━━━━━ Source material ━━━━━

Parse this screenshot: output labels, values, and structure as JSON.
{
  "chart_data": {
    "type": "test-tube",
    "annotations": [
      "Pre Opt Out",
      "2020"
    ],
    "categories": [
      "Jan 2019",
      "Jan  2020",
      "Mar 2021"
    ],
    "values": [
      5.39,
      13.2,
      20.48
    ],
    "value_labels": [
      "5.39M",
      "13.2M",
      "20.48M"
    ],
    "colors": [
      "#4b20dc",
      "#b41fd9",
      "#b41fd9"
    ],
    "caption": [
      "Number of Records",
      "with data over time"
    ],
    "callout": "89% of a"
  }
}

━━━━━

Aim: Exactly reproduce all of the entries above.

Problem solution:
Parse this screenshot: output labels, values, and structure as JSON.
{
  "chart_data": {
    "type": "test-tube",
    "annotations": [
      "Pre Opt Out",
      "2020"
    ],
    "categories": [
      "Jan 2019",
      "Jan  2020",
      "Mar 2021"
    ],
    "values": [
      5.39,
      13.2,
      20.48
    ],
    "value_labels": [
      "5.39M",
      "13.2M",
      "20.48M"
    ],
    "colors": [
      "#4b20dc",
      "#b41fd9",
      "#b41fd9"
    ],
    "caption": [
      "Number of Records",
      "with data over time"
    ],
    "callout": "89% of a"
  }
}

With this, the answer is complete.